- PROBLEM
Can you give all the records again without altering a single character?

- DATA SUPPLIED
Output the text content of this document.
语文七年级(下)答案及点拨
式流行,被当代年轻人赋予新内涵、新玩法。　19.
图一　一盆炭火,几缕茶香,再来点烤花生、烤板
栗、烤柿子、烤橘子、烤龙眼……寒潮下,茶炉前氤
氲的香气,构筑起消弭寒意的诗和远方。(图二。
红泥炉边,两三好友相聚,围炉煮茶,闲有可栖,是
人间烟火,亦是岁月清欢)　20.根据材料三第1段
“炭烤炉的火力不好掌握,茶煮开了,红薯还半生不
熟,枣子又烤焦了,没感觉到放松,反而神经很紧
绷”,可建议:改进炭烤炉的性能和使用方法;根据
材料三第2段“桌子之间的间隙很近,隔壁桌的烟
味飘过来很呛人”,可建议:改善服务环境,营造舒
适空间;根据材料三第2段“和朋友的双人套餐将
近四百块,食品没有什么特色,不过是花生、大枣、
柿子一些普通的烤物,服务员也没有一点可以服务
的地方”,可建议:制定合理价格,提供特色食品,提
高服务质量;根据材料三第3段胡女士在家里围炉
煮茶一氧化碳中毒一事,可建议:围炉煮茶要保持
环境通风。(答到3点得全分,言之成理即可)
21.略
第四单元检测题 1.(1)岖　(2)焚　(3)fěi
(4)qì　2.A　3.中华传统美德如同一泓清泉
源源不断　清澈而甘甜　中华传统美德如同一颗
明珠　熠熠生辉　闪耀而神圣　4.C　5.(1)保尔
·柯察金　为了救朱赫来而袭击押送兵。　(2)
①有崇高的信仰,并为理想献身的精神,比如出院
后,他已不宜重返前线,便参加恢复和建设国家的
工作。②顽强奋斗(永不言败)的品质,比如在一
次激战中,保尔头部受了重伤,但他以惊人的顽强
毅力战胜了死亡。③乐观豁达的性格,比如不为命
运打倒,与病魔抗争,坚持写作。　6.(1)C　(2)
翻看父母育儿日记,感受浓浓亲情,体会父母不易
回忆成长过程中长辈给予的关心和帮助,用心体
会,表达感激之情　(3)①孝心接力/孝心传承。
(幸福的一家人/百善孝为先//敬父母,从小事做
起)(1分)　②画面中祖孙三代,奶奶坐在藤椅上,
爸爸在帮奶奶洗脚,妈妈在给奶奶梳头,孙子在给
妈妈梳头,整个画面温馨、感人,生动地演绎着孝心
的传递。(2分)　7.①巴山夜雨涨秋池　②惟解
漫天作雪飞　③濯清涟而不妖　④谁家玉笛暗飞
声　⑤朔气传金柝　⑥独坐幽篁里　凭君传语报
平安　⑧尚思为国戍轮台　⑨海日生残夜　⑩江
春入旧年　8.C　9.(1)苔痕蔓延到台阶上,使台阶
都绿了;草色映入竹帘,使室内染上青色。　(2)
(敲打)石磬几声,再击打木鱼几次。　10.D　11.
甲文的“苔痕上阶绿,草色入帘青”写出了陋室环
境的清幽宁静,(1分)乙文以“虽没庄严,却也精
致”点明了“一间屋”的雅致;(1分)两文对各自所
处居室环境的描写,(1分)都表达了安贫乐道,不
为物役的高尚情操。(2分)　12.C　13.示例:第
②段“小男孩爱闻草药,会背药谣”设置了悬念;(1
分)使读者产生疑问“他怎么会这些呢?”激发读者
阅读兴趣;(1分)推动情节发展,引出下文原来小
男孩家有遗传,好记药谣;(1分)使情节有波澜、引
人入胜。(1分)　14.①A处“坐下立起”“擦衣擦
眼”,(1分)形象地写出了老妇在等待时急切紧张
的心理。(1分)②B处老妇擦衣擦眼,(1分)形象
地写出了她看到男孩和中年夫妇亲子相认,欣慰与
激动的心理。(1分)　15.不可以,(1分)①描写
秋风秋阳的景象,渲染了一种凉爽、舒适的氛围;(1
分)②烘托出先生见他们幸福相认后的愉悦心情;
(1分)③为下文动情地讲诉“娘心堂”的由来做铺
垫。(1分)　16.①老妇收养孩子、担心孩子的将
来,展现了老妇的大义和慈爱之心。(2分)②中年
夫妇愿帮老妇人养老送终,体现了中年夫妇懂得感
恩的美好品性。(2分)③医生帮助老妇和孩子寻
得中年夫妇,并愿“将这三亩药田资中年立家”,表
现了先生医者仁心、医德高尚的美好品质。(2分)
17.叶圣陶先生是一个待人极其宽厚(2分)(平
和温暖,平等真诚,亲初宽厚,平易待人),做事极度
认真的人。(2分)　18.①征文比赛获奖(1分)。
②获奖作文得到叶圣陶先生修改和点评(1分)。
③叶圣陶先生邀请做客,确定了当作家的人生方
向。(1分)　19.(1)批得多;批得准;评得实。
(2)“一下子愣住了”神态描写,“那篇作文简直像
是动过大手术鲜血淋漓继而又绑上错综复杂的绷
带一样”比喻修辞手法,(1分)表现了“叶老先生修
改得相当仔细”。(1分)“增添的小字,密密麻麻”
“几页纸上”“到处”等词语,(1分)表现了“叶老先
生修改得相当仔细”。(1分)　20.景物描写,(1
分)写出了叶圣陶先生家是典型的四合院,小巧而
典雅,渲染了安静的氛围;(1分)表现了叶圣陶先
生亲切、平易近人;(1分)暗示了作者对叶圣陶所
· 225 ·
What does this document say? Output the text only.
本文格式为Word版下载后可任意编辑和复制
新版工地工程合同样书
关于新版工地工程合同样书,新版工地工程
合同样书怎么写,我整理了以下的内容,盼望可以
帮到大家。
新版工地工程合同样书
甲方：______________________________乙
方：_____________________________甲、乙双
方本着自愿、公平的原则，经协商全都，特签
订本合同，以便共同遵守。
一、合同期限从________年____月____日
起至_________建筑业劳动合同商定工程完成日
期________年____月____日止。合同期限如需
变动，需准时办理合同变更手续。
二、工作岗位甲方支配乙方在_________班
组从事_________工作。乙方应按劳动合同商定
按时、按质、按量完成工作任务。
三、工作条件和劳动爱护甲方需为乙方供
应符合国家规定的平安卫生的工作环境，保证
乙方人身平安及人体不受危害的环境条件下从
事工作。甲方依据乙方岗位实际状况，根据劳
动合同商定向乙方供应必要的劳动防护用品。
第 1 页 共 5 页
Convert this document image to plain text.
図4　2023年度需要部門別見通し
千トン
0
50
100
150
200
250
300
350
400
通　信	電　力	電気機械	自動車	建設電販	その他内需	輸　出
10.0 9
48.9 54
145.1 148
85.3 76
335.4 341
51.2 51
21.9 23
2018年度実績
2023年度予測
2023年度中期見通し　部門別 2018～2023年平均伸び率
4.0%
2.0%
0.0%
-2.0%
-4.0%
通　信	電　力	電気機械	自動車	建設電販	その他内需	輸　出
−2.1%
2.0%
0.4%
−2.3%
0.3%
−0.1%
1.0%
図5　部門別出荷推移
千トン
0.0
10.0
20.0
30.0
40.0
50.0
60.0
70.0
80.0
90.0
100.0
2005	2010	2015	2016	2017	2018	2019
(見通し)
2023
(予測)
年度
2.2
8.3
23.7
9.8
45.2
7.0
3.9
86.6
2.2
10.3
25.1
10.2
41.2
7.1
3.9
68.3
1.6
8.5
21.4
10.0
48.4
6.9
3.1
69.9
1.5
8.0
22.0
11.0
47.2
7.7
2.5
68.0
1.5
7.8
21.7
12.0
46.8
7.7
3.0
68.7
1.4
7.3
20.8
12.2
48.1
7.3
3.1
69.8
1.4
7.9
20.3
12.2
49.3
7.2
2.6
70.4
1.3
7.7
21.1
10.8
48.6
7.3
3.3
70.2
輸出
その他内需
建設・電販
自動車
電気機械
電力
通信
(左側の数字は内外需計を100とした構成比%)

- SOLUTION TO THIS PROBLEM
Output the text content of this document.
语文七年级(下)答案及点拨
式流行,被当代年轻人赋予新内涵、新玩法。　19.
图一　一盆炭火,几缕茶香,再来点烤花生、烤板
栗、烤柿子、烤橘子、烤龙眼……寒潮下,茶炉前氤
氲的香气,构筑起消弭寒意的诗和远方。(图二。
红泥炉边,两三好友相聚,围炉煮茶,闲有可栖,是
人间烟火,亦是岁月清欢)　20.根据材料三第1段
“炭烤炉的火力不好掌握,茶煮开了,红薯还半生不
熟,枣子又烤焦了,没感觉到放松,反而神经很紧
绷”,可建议:改进炭烤炉的性能和使用方法;根据
材料三第2段“桌子之间的间隙很近,隔壁桌的烟
味飘过来很呛人”,可建议:改善服务环境,营造舒
适空间;根据材料三第2段“和朋友的双人套餐将
近四百块,食品没有什么特色,不过是花生、大枣、
柿子一些普通的烤物,服务员也没有一点可以服务
的地方”,可建议:制定合理价格,提供特色食品,提
高服务质量;根据材料三第3段胡女士在家里围炉
煮茶一氧化碳中毒一事,可建议:围炉煮茶要保持
环境通风。(答到3点得全分,言之成理即可)
21.略
第四单元检测题 1.(1)岖　(2)焚　(3)fěi
(4)qì　2.A　3.中华传统美德如同一泓清泉
源源不断　清澈而甘甜　中华传统美德如同一颗
明珠　熠熠生辉　闪耀而神圣　4.C　5.(1)保尔
·柯察金　为了救朱赫来而袭击押送兵。　(2)
①有崇高的信仰,并为理想献身的精神,比如出院
后,他已不宜重返前线,便参加恢复和建设国家的
工作。②顽强奋斗(永不言败)的品质,比如在一
次激战中,保尔头部受了重伤,但他以惊人的顽强
毅力战胜了死亡。③乐观豁达的性格,比如不为命
运打倒,与病魔抗争,坚持写作。　6.(1)C　(2)
翻看父母育儿日记,感受浓浓亲情,体会父母不易
回忆成长过程中长辈给予的关心和帮助,用心体
会,表达感激之情　(3)①孝心接力/孝心传承。
(幸福的一家人/百善孝为先//敬父母,从小事做
起)(1分)　②画面中祖孙三代,奶奶坐在藤椅上,
爸爸在帮奶奶洗脚,妈妈在给奶奶梳头,孙子在给
妈妈梳头,整个画面温馨、感人,生动地演绎着孝心
的传递。(2分)　7.①巴山夜雨涨秋池　②惟解
漫天作雪飞　③濯清涟而不妖　④谁家玉笛暗飞
声　⑤朔气传金柝　⑥独坐幽篁里　凭君传语报
平安　⑧尚思为国戍轮台　⑨海日生残夜　⑩江
春入旧年　8.C　9.(1)苔痕蔓延到台阶上,使台阶
都绿了;草色映入竹帘,使室内染上青色。　(2)
(敲打)石磬几声,再击打木鱼几次。　10.D　11.
甲文的“苔痕上阶绿,草色入帘青”写出了陋室环
境的清幽宁静,(1分)乙文以“虽没庄严,却也精
致”点明了“一间屋”的雅致;(1分)两文对各自所
处居室环境的描写,(1分)都表达了安贫乐道,不
为物役的高尚情操。(2分)　12.C　13.示例:第
②段“小男孩爱闻草药,会背药谣”设置了悬念;(1
分)使读者产生疑问“他怎么会这些呢?”激发读者
阅读兴趣;(1分)推动情节发展,引出下文原来小
男孩家有遗传,好记药谣;(1分)使情节有波澜、引
人入胜。(1分)　14.①A处“坐下立起”“擦衣擦
眼”,(1分)形象地写出了老妇在等待时急切紧张
的心理。(1分)②B处老妇擦衣擦眼,(1分)形象
地写出了她看到男孩和中年夫妇亲子相认,欣慰与
激动的心理。(1分)　15.不可以,(1分)①描写
秋风秋阳的景象,渲染了一种凉爽、舒适的氛围;(1
分)②烘托出先生见他们幸福相认后的愉悦心情;
(1分)③为下文动情地讲诉“娘心堂”的由来做铺
垫。(1分)　16.①老妇收养孩子、担心孩子的将
来,展现了老妇的大义和慈爱之心。(2分)②中年
夫妇愿帮老妇人养老送终,体现了中年夫妇懂得感
恩的美好品性。(2分)③医生帮助老妇和孩子寻
得中年夫妇,并愿“将这三亩药田资中年立家”,表
现了先生医者仁心、医德高尚的美好品质。(2分)
17.叶圣陶先生是一个待人极其宽厚(2分)(平
和温暖,平等真诚,亲初宽厚,平易待人),做事极度
认真的人。(2分)　18.①征文比赛获奖(1分)。
②获奖作文得到叶圣陶先生修改和点评(1分)。
③叶圣陶先生邀请做客,确定了当作家的人生方
向。(1分)　19.(1)批得多;批得准;评得实。
(2)“一下子愣住了”神态描写,“那篇作文简直像
是动过大手术鲜血淋漓继而又绑上错综复杂的绷
带一样”比喻修辞手法,(1分)表现了“叶老先生修
改得相当仔细”。(1分)“增添的小字,密密麻麻”
“几页纸上”“到处”等词语,(1分)表现了“叶老先
生修改得相当仔细”。(1分)　20.景物描写,(1
分)写出了叶圣陶先生家是典型的四合院,小巧而
典雅,渲染了安静的氛围;(1分)表现了叶圣陶先
生亲切、平易近人;(1分)暗示了作者对叶圣陶所
· 225 ·
What does this document say? Output the text only.
本文格式为Word版下载后可任意编辑和复制
新版工地工程合同样书
关于新版工地工程合同样书,新版工地工程
合同样书怎么写,我整理了以下的内容,盼望可以
帮到大家。
新版工地工程合同样书
甲方：______________________________乙
方：_____________________________甲、乙双
方本着自愿、公平的原则，经协商全都，特签
订本合同，以便共同遵守。
一、合同期限从________年____月____日
起至_________建筑业劳动合同商定工程完成日
期________年____月____日止。合同期限如需
变动，需准时办理合同变更手续。
二、工作岗位甲方支配乙方在_________班
组从事_________工作。乙方应按劳动合同商定
按时、按质、按量完成工作任务。
三、工作条件和劳动爱护甲方需为乙方供
应符合国家规定的平安卫生的工作环境，保证
乙方人身平安及人体不受危害的环境条件下从
事工作。甲方依据乙方岗位实际状况，根据劳
动合同商定向乙方供应必要的劳动防护用品。
第 1 页 共 5 页
Convert this document image to plain text.
図4　2023年度需要部門別見通し
千トン
0
50
100
150
200
250
300
350
400
通　信	電　力	電気機械	自動車	建設電販	その他内需	輸　出
10.0 9
48.9 54
145.1 148
85.3 76
335.4 341
51.2 51
21.9 23
2018年度実績
2023年度予測
2023年度中期見通し　部門別 2018～2023年平均伸び率
4.0%
2.0%
0.0%
-2.0%
-4.0%
通　信	電　力	電気機械	自動車	建設電販	その他内需	輸　出
−2.1%
2.0%
0.4%
−2.3%
0.3%
−0.1%
1.0%
図5　部門別出荷推移
千トン
0.0
10.0
20.0
30.0
40.0
50.0
60.0
70.0
80.0
90.0
100.0
2005	2010	2015	2016	2017	2018	2019
(見通し)
2023
(予測)
年度
2.2
8.3
23.7
9.8
45.2
7.0
3.9
86.6
2.2
10.3
25.1
10.2
41.2
7.1
3.9
68.3
1.6
8.5
21.4
10.0
48.4
6.9
3.1
69.9
1.5
8.0
22.0
11.0
47.2
7.7
2.5
68.0
1.5
7.8
21.7
12.0
46.8
7.7
3.0
68.7
1.4
7.3
20.8
12.2
48.1
7.3
3.1
69.8
1.4
7.9
20.3
12.2
49.3
7.2
2.6
70.4
1.3
7.7
21.1
10.8
48.6
7.3
3.3
70.2
輸出
その他内需
建設・電販
自動車
電気機械
電力
通信
(左側の数字は内外需計を100とした構成比%)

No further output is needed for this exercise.